→ Provided entries:
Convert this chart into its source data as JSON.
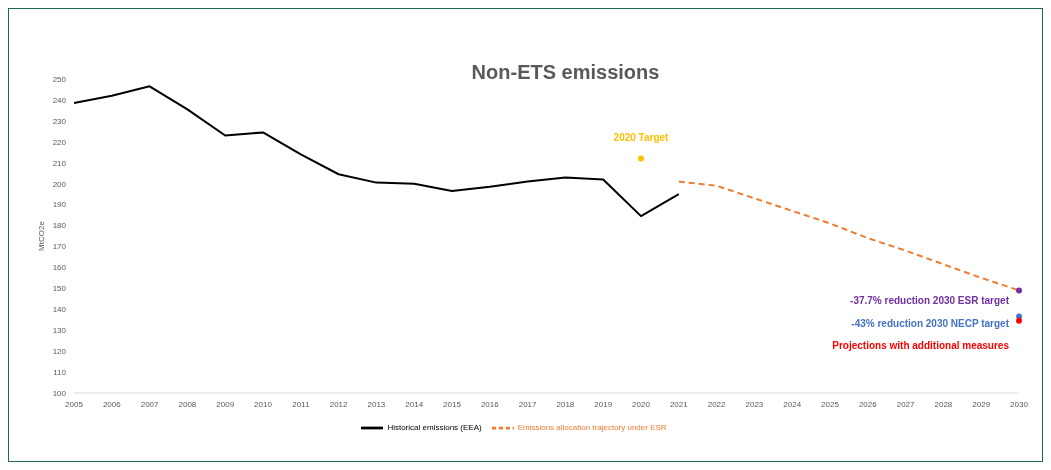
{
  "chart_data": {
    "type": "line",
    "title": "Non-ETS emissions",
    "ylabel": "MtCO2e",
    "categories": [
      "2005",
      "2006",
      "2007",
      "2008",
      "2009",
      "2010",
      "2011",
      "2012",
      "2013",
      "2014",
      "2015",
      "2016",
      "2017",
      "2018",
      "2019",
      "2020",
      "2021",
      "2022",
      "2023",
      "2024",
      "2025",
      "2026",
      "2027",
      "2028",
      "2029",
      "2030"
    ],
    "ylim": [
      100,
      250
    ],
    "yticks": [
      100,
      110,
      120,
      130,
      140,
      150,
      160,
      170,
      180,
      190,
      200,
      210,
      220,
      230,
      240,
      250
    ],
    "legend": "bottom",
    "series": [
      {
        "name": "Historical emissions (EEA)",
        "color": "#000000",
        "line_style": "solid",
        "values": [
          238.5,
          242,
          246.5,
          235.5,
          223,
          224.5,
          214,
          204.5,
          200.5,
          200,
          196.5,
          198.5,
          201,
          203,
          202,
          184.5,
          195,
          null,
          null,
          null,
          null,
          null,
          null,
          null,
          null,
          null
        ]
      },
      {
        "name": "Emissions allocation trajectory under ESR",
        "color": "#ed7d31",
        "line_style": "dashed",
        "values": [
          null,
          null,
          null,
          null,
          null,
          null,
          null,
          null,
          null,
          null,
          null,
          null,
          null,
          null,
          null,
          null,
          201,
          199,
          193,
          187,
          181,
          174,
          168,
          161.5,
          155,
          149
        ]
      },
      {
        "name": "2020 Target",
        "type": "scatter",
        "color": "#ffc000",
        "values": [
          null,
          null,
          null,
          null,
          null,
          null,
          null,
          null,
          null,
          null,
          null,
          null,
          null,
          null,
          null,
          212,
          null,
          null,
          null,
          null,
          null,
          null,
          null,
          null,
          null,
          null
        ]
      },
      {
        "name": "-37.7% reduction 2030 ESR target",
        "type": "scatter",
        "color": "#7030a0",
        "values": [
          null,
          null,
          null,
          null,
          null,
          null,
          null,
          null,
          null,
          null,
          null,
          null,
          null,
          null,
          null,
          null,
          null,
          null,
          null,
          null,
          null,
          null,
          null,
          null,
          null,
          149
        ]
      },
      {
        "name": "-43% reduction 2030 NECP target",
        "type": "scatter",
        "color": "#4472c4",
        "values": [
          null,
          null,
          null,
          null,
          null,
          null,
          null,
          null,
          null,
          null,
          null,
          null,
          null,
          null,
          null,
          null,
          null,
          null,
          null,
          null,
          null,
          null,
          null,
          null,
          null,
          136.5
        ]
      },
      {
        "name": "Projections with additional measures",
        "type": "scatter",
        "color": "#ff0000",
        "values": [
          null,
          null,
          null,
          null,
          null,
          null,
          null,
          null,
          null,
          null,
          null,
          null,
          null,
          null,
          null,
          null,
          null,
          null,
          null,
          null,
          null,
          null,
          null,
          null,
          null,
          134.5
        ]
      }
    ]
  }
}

→ Problem details: Copy everything in the records above except the pictures, exactly as written.

→ Answer for the task:
Convert this chart into its source data as JSON.
{
  "chart_data": {
    "type": "line",
    "title": "Non-ETS emissions",
    "ylabel": "MtCO2e",
    "categories": [
      "2005",
      "2006",
      "2007",
      "2008",
      "2009",
      "2010",
      "2011",
      "2012",
      "2013",
      "2014",
      "2015",
      "2016",
      "2017",
      "2018",
      "2019",
      "2020",
      "2021",
      "2022",
      "2023",
      "2024",
      "2025",
      "2026",
      "2027",
      "2028",
      "2029",
      "2030"
    ],
    "ylim": [
      100,
      250
    ],
    "yticks": [
      100,
      110,
      120,
      130,
      140,
      150,
      160,
      170,
      180,
      190,
      200,
      210,
      220,
      230,
      240,
      250
    ],
    "legend": "bottom",
    "series": [
      {
        "name": "Historical emissions (EEA)",
        "color": "#000000",
        "line_style": "solid",
        "values": [
          238.5,
          242,
          246.5,
          235.5,
          223,
          224.5,
          214,
          204.5,
          200.5,
          200,
          196.5,
          198.5,
          201,
          203,
          202,
          184.5,
          195,
          null,
          null,
          null,
          null,
          null,
          null,
          null,
          null,
          null
        ]
      },
      {
        "name": "Emissions allocation trajectory under ESR",
        "color": "#ed7d31",
        "line_style": "dashed",
        "values": [
          null,
          null,
          null,
          null,
          null,
          null,
          null,
          null,
          null,
          null,
          null,
          null,
          null,
          null,
          null,
          null,
          201,
          199,
          193,
          187,
          181,
          174,
          168,
          161.5,
          155,
          149
        ]
      },
      {
        "name": "2020 Target",
        "type": "scatter",
        "color": "#ffc000",
        "values": [
          null,
          null,
          null,
          null,
          null,
          null,
          null,
          null,
          null,
          null,
          null,
          null,
          null,
          null,
          null,
          212,
          null,
          null,
          null,
          null,
          null,
          null,
          null,
          null,
          null,
          null
        ]
      },
      {
        "name": "-37.7% reduction 2030 ESR target",
        "type": "scatter",
        "color": "#7030a0",
        "values": [
          null,
          null,
          null,
          null,
          null,
          null,
          null,
          null,
          null,
          null,
          null,
          null,
          null,
          null,
          null,
          null,
          null,
          null,
          null,
          null,
          null,
          null,
          null,
          null,
          null,
          149
        ]
      },
      {
        "name": "-43% reduction 2030 NECP target",
        "type": "scatter",
        "color": "#4472c4",
        "values": [
          null,
          null,
          null,
          null,
          null,
          null,
          null,
          null,
          null,
          null,
          null,
          null,
          null,
          null,
          null,
          null,
          null,
          null,
          null,
          null,
          null,
          null,
          null,
          null,
          null,
          136.5
        ]
      },
      {
        "name": "Projections with additional measures",
        "type": "scatter",
        "color": "#ff0000",
        "values": [
          null,
          null,
          null,
          null,
          null,
          null,
          null,
          null,
          null,
          null,
          null,
          null,
          null,
          null,
          null,
          null,
          null,
          null,
          null,
          null,
          null,
          null,
          null,
          null,
          null,
          134.5
        ]
      }
    ]
  }
}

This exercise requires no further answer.